(Dataset items)

□ □ □ □ □

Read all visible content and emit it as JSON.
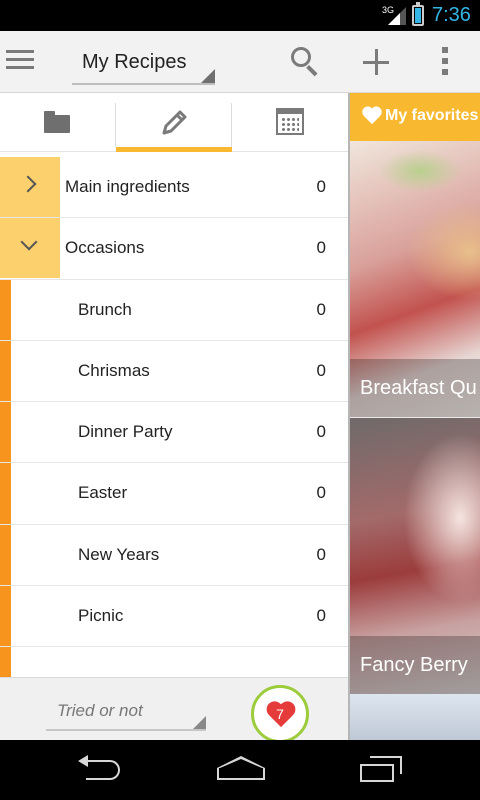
{
  "status_bar": {
    "network": "3G",
    "time": "7:36"
  },
  "action_bar": {
    "title": "My Recipes"
  },
  "tabs": [
    {
      "name": "folder-icon",
      "selected": false
    },
    {
      "name": "pencil-icon",
      "selected": true
    },
    {
      "name": "calendar-icon",
      "selected": false
    }
  ],
  "categories": [
    {
      "label": "Main ingredients",
      "count": "0",
      "expand": "collapsed"
    },
    {
      "label": "Occasions",
      "count": "0",
      "expand": "expanded"
    }
  ],
  "occasions": [
    {
      "label": "Brunch",
      "count": "0"
    },
    {
      "label": "Chrismas",
      "count": "0"
    },
    {
      "label": "Dinner Party",
      "count": "0"
    },
    {
      "label": "Easter",
      "count": "0"
    },
    {
      "label": "New Years",
      "count": "0"
    },
    {
      "label": "Picnic",
      "count": "0"
    }
  ],
  "filter": {
    "value": "Tried or not"
  },
  "favorites_badge": {
    "count": "7"
  },
  "favorites_panel": {
    "header": "My favorites",
    "cards": [
      {
        "caption": "Breakfast Qu"
      },
      {
        "caption": "Fancy Berry"
      }
    ]
  },
  "colors": {
    "accent": "#f8b930",
    "expander": "#fbd06d",
    "child_bar": "#f7941d",
    "heart": "#e53b3b",
    "badge_ring": "#9ccc3c",
    "status_time": "#33b5e5"
  }
}
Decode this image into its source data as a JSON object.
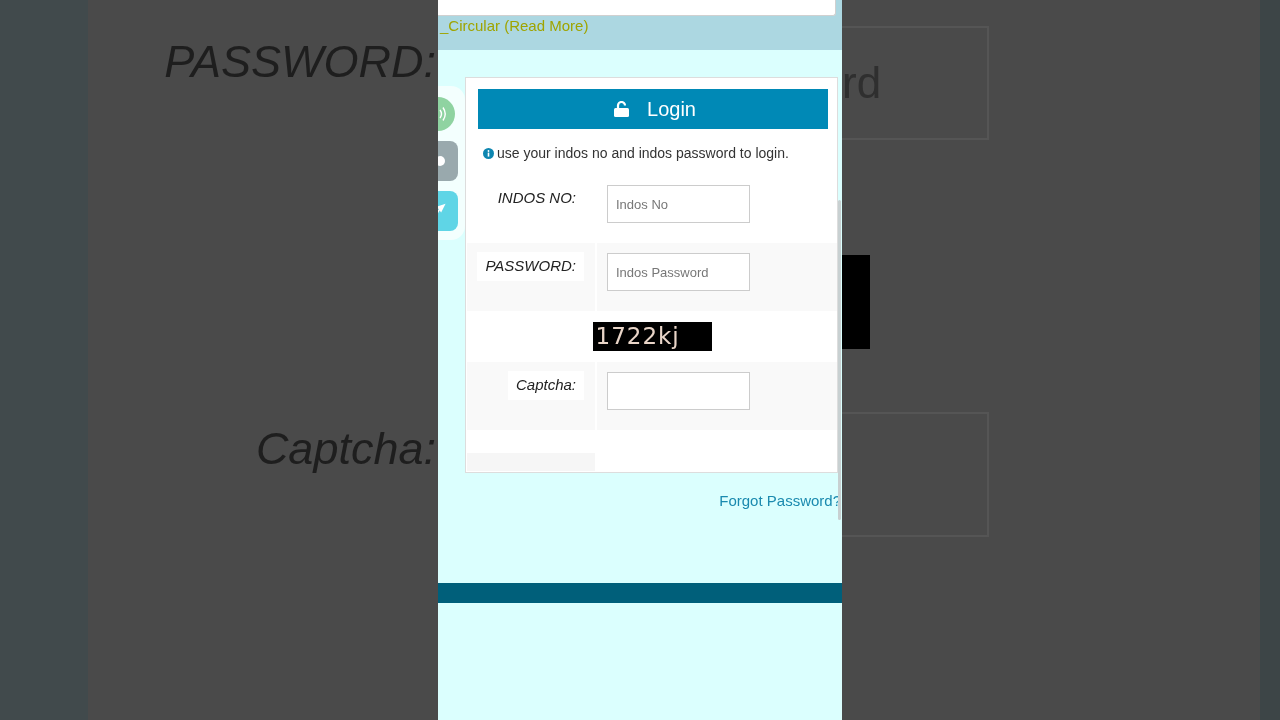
{
  "backdrop": {
    "left_labels": [
      "PASSWORD:",
      "Captcha:"
    ],
    "right_field": {
      "placeholder": "rd"
    }
  },
  "page": {
    "banner_text": "_Circular (Read More)",
    "side_widgets": [
      {
        "kind": "wave"
      },
      {
        "kind": "dot"
      },
      {
        "kind": "pin"
      }
    ],
    "login": {
      "title": "Login",
      "hint": "use your indos no and indos password to login.",
      "rows": [
        {
          "kind": "field",
          "label": "INDOS NO:",
          "placeholder": "Indos No"
        },
        {
          "kind": "field",
          "label": "PASSWORD:",
          "placeholder": "Indos Password"
        },
        {
          "kind": "captcha",
          "text": "1722kj"
        },
        {
          "kind": "field",
          "label": "Captcha:"
        }
      ]
    },
    "forgot_password_link": "Forgot Password?"
  }
}
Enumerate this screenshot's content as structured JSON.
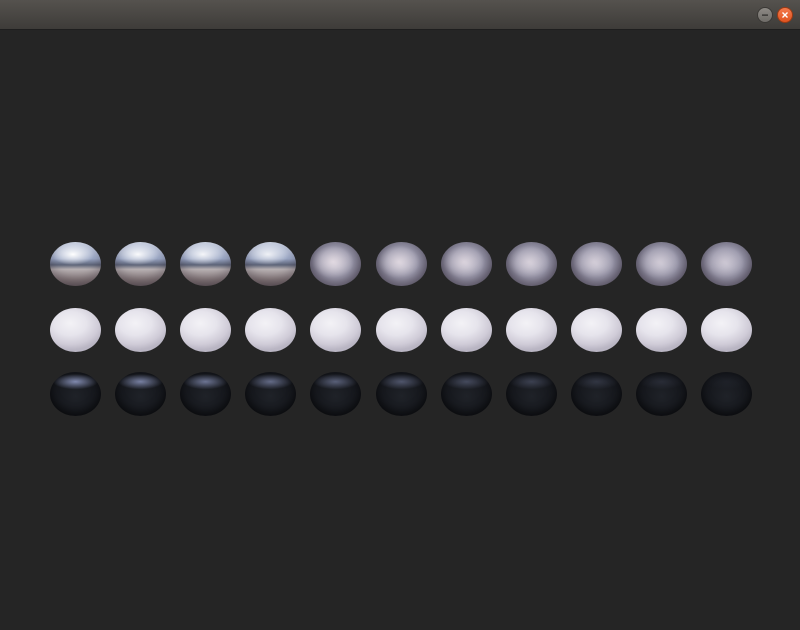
{
  "window": {
    "title": "",
    "minimize_icon": "minimize-icon",
    "close_icon": "close-icon",
    "close_color": "#e95420",
    "background": "#252525"
  },
  "scene": {
    "rows": [
      {
        "material": "metallic",
        "count": 11
      },
      {
        "material": "white-dielectric",
        "count": 11
      },
      {
        "material": "black-dielectric",
        "count": 11
      }
    ]
  }
}
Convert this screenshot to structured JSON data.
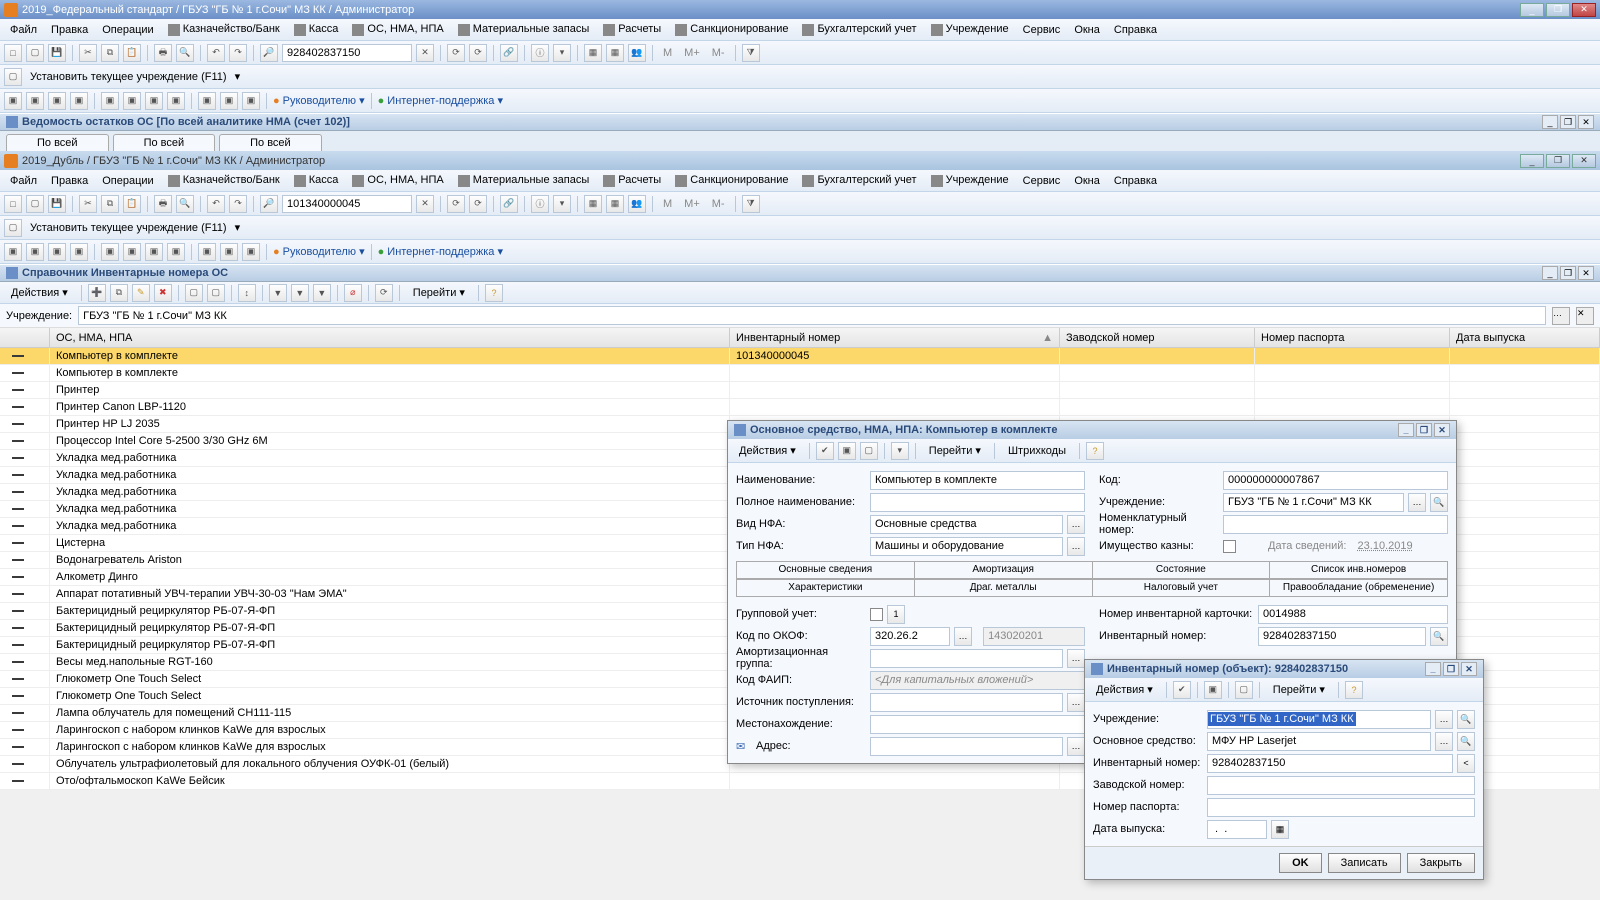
{
  "window1": {
    "title": "2019_Федеральный стандарт / ГБУЗ \"ГБ № 1  г.Сочи\" МЗ КК / Администратор",
    "searchValue": "928402837150"
  },
  "window2": {
    "title": "2019_Дубль / ГБУЗ \"ГБ № 1  г.Сочи\" МЗ КК / Администратор",
    "searchValue": "101340000045"
  },
  "menu": {
    "file": "Файл",
    "edit": "Правка",
    "operations": "Операции",
    "treasury": "Казначейство/Банк",
    "kassa": "Касса",
    "osnma": "ОС, НМА, НПА",
    "material": "Материальные запасы",
    "calc": "Расчеты",
    "sanc": "Санкционирование",
    "accounting": "Бухгалтерский учет",
    "institution": "Учреждение",
    "service": "Сервис",
    "windows": "Окна",
    "help": "Справка"
  },
  "toolbar": {
    "setInstitution": "Установить текущее учреждение (F11)",
    "leader": "Руководителю",
    "support": "Интернет-поддержка",
    "m": "М",
    "mplus": "М+",
    "mminus": "М-"
  },
  "subheader1": {
    "title": "Ведомость остатков ОС [По всей аналитике НМА (счет 102)]",
    "tab": "По всей"
  },
  "ref": {
    "title": "Справочник Инвентарные номера ОС",
    "actions": "Действия",
    "go": "Перейти",
    "institutionLabel": "Учреждение:",
    "institutionValue": "ГБУЗ \"ГБ № 1 г.Сочи\" МЗ КК",
    "cols": {
      "name": "ОС, НМА, НПА",
      "inv": "Инвентарный номер",
      "factory": "Заводской номер",
      "passport": "Номер паспорта",
      "release": "Дата выпуска"
    },
    "rows": [
      {
        "name": "Компьютер в комплекте",
        "inv": "101340000045",
        "selected": true
      },
      {
        "name": "Компьютер в комплекте"
      },
      {
        "name": "Принтер"
      },
      {
        "name": "Принтер Canon LBP-1120"
      },
      {
        "name": "Принтер HP LJ 2035"
      },
      {
        "name": "Процессор Intel Core 5-2500 3/30 GHz 6M"
      },
      {
        "name": "Укладка мед.работника"
      },
      {
        "name": "Укладка мед.работника"
      },
      {
        "name": "Укладка мед.работника"
      },
      {
        "name": "Укладка мед.работника"
      },
      {
        "name": "Укладка мед.работника"
      },
      {
        "name": "Цистерна"
      },
      {
        "name": "Водонагреватель Ariston"
      },
      {
        "name": "Алкометр Динго"
      },
      {
        "name": "Аппарат потативный УВЧ-терапии УВЧ-30-03 \"Нам ЭМА\""
      },
      {
        "name": "Бактерицидный рециркулятор РБ-07-Я-ФП"
      },
      {
        "name": "Бактерицидный рециркулятор РБ-07-Я-ФП"
      },
      {
        "name": "Бактерицидный рециркулятор РБ-07-Я-ФП"
      },
      {
        "name": "Весы мед.напольные RGT-160"
      },
      {
        "name": "Глюкометр One Touch Select"
      },
      {
        "name": "Глюкометр One Touch Select"
      },
      {
        "name": "Лампа облучатель для помещений СН111-115"
      },
      {
        "name": "Ларингоскоп с набором клинков KaWe для взрослых"
      },
      {
        "name": "Ларингоскоп с набором клинков KaWe для взрослых"
      },
      {
        "name": "Облучатель ультрафиолетовый для локального облучения ОУФК-01 (белый)"
      },
      {
        "name": "Ото/офтальмоскоп KaWe Бейсик"
      }
    ]
  },
  "card": {
    "title": "Основное средство, НМА, НПА: Компьютер в комплекте",
    "actions": "Действия",
    "go": "Перейти",
    "barcodes": "Штрихкоды",
    "labels": {
      "name": "Наименование:",
      "fullName": "Полное наименование:",
      "vidNFA": "Вид НФА:",
      "tipNFA": "Тип НФА:",
      "code": "Код:",
      "institution": "Учреждение:",
      "nomNum": "Номенклатурный номер:",
      "treasury": "Имущество казны:",
      "dataSved": "Дата сведений:",
      "group": "Групповой учет:",
      "okof": "Код по ОКОФ:",
      "amort": "Амортизационная группа:",
      "faip": "Код ФАИП:",
      "source": "Источник поступления:",
      "location": "Местонахождение:",
      "address": "Адрес:",
      "cardNum": "Номер инвентарной карточки:",
      "invNum": "Инвентарный номер:"
    },
    "vals": {
      "name": "Компьютер в комплекте",
      "vidNFA": "Основные средства",
      "tipNFA": "Машины и оборудование",
      "code": "000000000007867",
      "institution": "ГБУЗ \"ГБ № 1 г.Сочи\" МЗ КК",
      "okof1": "320.26.2",
      "okof2": "143020201",
      "faipPlaceholder": "<Для капитальных вложений>",
      "cardNum": "0014988",
      "invNum": "928402837150",
      "dataSved": "23.10.2019"
    },
    "tabs": {
      "basic": "Основные сведения",
      "amort": "Амортизация",
      "state": "Состояние",
      "invList": "Список инв.номеров",
      "chars": "Характеристики",
      "metals": "Драг. металлы",
      "tax": "Налоговый учет",
      "rights": "Правообладание (обременение)"
    }
  },
  "invDlg": {
    "title": "Инвентарный номер (объект): 928402837150",
    "actions": "Действия",
    "go": "Перейти",
    "labels": {
      "institution": "Учреждение:",
      "asset": "Основное средство:",
      "invNum": "Инвентарный номер:",
      "factory": "Заводской номер:",
      "passport": "Номер паспорта:",
      "release": "Дата выпуска:"
    },
    "vals": {
      "institution": "ГБУЗ \"ГБ № 1 г.Сочи\" МЗ КК",
      "asset": "МФУ HP Laserjet",
      "invNum": "928402837150",
      "datePlaceholder": " .  .  "
    },
    "buttons": {
      "ok": "OK",
      "save": "Записать",
      "close": "Закрыть"
    }
  }
}
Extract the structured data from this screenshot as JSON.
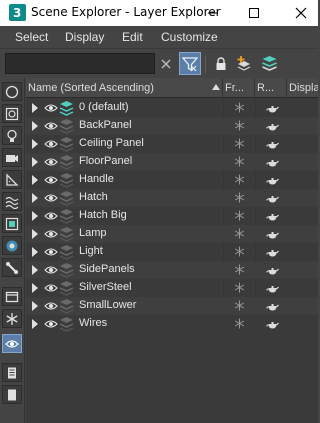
{
  "window": {
    "title": "Scene Explorer - Layer Explorer",
    "app_icon": "3ds-max-icon",
    "controls": [
      "minimize-icon",
      "maximize-icon",
      "close-icon"
    ]
  },
  "menu": {
    "items": [
      "Select",
      "Display",
      "Edit",
      "Customize"
    ]
  },
  "toolbar": {
    "search_value": "",
    "search_placeholder": "",
    "buttons": [
      "clear-icon",
      "filter-icon",
      "lock-icon",
      "add-layer-icon",
      "layers-stack-icon"
    ],
    "accent_color": "#5b7fa8"
  },
  "left_toolbar": {
    "buttons": [
      "sphere-icon",
      "shapes-icon",
      "light-bulb-icon",
      "camera-icon",
      "helper-ruler-icon",
      "spacewarp-icon",
      "group-icon",
      "xref-icon",
      "bone-icon",
      "container-icon",
      "freeze-snowflake-icon",
      "eye-icon",
      "list-icon",
      "square-icon"
    ]
  },
  "table": {
    "columns": {
      "name": "Name (Sorted Ascending)",
      "frozen": "Fr...",
      "renderable": "R...",
      "display": "Displa"
    },
    "rows": [
      {
        "name": "0 (default)",
        "active": true
      },
      {
        "name": "BackPanel",
        "active": false
      },
      {
        "name": "Ceiling Panel",
        "active": false
      },
      {
        "name": "FloorPanel",
        "active": false
      },
      {
        "name": "Handle",
        "active": false
      },
      {
        "name": "Hatch",
        "active": false
      },
      {
        "name": "Hatch Big",
        "active": false
      },
      {
        "name": "Lamp",
        "active": false
      },
      {
        "name": "Light",
        "active": false
      },
      {
        "name": "SidePanels",
        "active": false
      },
      {
        "name": "SilverSteel",
        "active": false
      },
      {
        "name": "SmallLower",
        "active": false
      },
      {
        "name": "Wires",
        "active": false
      }
    ]
  }
}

□ □ □ □ □

-- Exercise details --
All lines above with "release" in them should be returned.

-- Solution to this exercise --
      "release": "Дата выпуска"
      "release": "Дата выпуска:"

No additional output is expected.